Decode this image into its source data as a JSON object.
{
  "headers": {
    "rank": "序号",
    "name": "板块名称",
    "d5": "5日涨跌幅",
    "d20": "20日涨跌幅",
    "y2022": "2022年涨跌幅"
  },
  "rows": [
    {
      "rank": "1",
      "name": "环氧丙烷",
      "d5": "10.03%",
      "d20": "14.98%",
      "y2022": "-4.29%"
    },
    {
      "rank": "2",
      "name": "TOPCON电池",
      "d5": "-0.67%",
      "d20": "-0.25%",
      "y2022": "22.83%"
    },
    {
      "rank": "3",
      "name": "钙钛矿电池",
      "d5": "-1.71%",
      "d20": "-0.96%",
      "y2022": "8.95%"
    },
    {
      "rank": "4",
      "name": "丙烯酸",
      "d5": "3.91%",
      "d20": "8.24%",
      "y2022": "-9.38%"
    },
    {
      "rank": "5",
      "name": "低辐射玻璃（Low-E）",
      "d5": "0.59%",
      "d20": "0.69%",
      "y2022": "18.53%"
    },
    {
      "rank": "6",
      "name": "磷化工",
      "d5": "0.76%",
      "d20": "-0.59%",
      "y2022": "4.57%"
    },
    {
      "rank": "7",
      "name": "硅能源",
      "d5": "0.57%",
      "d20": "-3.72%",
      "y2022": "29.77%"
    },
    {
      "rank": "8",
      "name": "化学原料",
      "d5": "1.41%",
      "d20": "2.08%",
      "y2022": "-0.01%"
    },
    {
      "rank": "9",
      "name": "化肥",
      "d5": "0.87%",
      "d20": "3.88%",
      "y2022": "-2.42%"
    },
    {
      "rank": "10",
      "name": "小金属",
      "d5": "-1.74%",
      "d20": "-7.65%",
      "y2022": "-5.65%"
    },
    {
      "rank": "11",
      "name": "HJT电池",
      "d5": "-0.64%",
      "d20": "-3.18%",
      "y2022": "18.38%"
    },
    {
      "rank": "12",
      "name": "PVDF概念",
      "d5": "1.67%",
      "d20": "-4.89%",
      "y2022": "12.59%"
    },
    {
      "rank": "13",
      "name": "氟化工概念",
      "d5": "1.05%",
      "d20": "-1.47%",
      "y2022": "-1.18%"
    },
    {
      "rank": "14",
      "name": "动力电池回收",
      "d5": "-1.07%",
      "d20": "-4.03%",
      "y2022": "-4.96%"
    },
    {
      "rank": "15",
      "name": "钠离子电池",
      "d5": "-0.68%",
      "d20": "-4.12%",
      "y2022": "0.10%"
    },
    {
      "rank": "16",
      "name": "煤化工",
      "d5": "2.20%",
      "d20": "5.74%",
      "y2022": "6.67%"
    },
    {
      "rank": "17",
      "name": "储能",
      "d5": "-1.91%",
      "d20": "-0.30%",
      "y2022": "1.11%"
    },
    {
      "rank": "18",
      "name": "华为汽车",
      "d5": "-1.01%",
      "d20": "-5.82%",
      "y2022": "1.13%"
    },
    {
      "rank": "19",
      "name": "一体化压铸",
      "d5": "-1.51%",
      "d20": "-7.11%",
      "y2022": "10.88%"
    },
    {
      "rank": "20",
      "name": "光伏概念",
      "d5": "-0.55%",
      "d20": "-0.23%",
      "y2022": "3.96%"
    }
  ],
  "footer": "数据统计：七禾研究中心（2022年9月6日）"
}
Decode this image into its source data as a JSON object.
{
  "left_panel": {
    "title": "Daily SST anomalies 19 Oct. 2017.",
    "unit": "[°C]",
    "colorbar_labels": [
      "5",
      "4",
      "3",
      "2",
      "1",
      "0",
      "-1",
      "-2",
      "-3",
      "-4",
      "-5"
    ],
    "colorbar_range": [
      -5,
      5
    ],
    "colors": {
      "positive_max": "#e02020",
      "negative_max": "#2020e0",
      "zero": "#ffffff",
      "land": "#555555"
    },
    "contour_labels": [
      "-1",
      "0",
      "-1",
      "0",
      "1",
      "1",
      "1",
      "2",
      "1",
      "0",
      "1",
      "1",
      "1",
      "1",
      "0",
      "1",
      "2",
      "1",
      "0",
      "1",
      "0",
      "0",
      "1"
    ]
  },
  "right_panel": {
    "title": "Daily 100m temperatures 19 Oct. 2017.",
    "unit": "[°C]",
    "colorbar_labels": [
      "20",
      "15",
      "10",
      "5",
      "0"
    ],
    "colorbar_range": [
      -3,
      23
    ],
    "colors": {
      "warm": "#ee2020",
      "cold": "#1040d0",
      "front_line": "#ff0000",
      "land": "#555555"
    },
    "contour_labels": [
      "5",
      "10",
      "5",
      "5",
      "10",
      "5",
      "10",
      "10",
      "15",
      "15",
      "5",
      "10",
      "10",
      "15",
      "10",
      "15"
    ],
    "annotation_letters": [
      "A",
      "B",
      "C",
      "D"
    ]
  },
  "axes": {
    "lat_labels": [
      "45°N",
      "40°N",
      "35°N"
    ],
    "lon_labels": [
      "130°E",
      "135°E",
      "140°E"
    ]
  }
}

__Instructions for the task__. Reproduce every entry shown above, precisely as it stands.

__Task response__.
Decode this image into its source data as a JSON object.
{
  "headers": {
    "rank": "序号",
    "name": "板块名称",
    "d5": "5日涨跌幅",
    "d20": "20日涨跌幅",
    "y2022": "2022年涨跌幅"
  },
  "rows": [
    {
      "rank": "1",
      "name": "环氧丙烷",
      "d5": "10.03%",
      "d20": "14.98%",
      "y2022": "-4.29%"
    },
    {
      "rank": "2",
      "name": "TOPCON电池",
      "d5": "-0.67%",
      "d20": "-0.25%",
      "y2022": "22.83%"
    },
    {
      "rank": "3",
      "name": "钙钛矿电池",
      "d5": "-1.71%",
      "d20": "-0.96%",
      "y2022": "8.95%"
    },
    {
      "rank": "4",
      "name": "丙烯酸",
      "d5": "3.91%",
      "d20": "8.24%",
      "y2022": "-9.38%"
    },
    {
      "rank": "5",
      "name": "低辐射玻璃（Low-E）",
      "d5": "0.59%",
      "d20": "0.69%",
      "y2022": "18.53%"
    },
    {
      "rank": "6",
      "name": "磷化工",
      "d5": "0.76%",
      "d20": "-0.59%",
      "y2022": "4.57%"
    },
    {
      "rank": "7",
      "name": "硅能源",
      "d5": "0.57%",
      "d20": "-3.72%",
      "y2022": "29.77%"
    },
    {
      "rank": "8",
      "name": "化学原料",
      "d5": "1.41%",
      "d20": "2.08%",
      "y2022": "-0.01%"
    },
    {
      "rank": "9",
      "name": "化肥",
      "d5": "0.87%",
      "d20": "3.88%",
      "y2022": "-2.42%"
    },
    {
      "rank": "10",
      "name": "小金属",
      "d5": "-1.74%",
      "d20": "-7.65%",
      "y2022": "-5.65%"
    },
    {
      "rank": "11",
      "name": "HJT电池",
      "d5": "-0.64%",
      "d20": "-3.18%",
      "y2022": "18.38%"
    },
    {
      "rank": "12",
      "name": "PVDF概念",
      "d5": "1.67%",
      "d20": "-4.89%",
      "y2022": "12.59%"
    },
    {
      "rank": "13",
      "name": "氟化工概念",
      "d5": "1.05%",
      "d20": "-1.47%",
      "y2022": "-1.18%"
    },
    {
      "rank": "14",
      "name": "动力电池回收",
      "d5": "-1.07%",
      "d20": "-4.03%",
      "y2022": "-4.96%"
    },
    {
      "rank": "15",
      "name": "钠离子电池",
      "d5": "-0.68%",
      "d20": "-4.12%",
      "y2022": "0.10%"
    },
    {
      "rank": "16",
      "name": "煤化工",
      "d5": "2.20%",
      "d20": "5.74%",
      "y2022": "6.67%"
    },
    {
      "rank": "17",
      "name": "储能",
      "d5": "-1.91%",
      "d20": "-0.30%",
      "y2022": "1.11%"
    },
    {
      "rank": "18",
      "name": "华为汽车",
      "d5": "-1.01%",
      "d20": "-5.82%",
      "y2022": "1.13%"
    },
    {
      "rank": "19",
      "name": "一体化压铸",
      "d5": "-1.51%",
      "d20": "-7.11%",
      "y2022": "10.88%"
    },
    {
      "rank": "20",
      "name": "光伏概念",
      "d5": "-0.55%",
      "d20": "-0.23%",
      "y2022": "3.96%"
    }
  ],
  "footer": "数据统计：七禾研究中心（2022年9月6日）"
}
Decode this image into its source data as a JSON object.
{
  "left_panel": {
    "title": "Daily SST anomalies 19 Oct. 2017.",
    "unit": "[°C]",
    "colorbar_labels": [
      "5",
      "4",
      "3",
      "2",
      "1",
      "0",
      "-1",
      "-2",
      "-3",
      "-4",
      "-5"
    ],
    "colorbar_range": [
      -5,
      5
    ],
    "colors": {
      "positive_max": "#e02020",
      "negative_max": "#2020e0",
      "zero": "#ffffff",
      "land": "#555555"
    },
    "contour_labels": [
      "-1",
      "0",
      "-1",
      "0",
      "1",
      "1",
      "1",
      "2",
      "1",
      "0",
      "1",
      "1",
      "1",
      "1",
      "0",
      "1",
      "2",
      "1",
      "0",
      "1",
      "0",
      "0",
      "1"
    ]
  },
  "right_panel": {
    "title": "Daily 100m temperatures 19 Oct. 2017.",
    "unit": "[°C]",
    "colorbar_labels": [
      "20",
      "15",
      "10",
      "5",
      "0"
    ],
    "colorbar_range": [
      -3,
      23
    ],
    "colors": {
      "warm": "#ee2020",
      "cold": "#1040d0",
      "front_line": "#ff0000",
      "land": "#555555"
    },
    "contour_labels": [
      "5",
      "10",
      "5",
      "5",
      "10",
      "5",
      "10",
      "10",
      "15",
      "15",
      "5",
      "10",
      "10",
      "15",
      "10",
      "15"
    ],
    "annotation_letters": [
      "A",
      "B",
      "C",
      "D"
    ]
  },
  "axes": {
    "lat_labels": [
      "45°N",
      "40°N",
      "35°N"
    ],
    "lon_labels": [
      "130°E",
      "135°E",
      "140°E"
    ]
  }
}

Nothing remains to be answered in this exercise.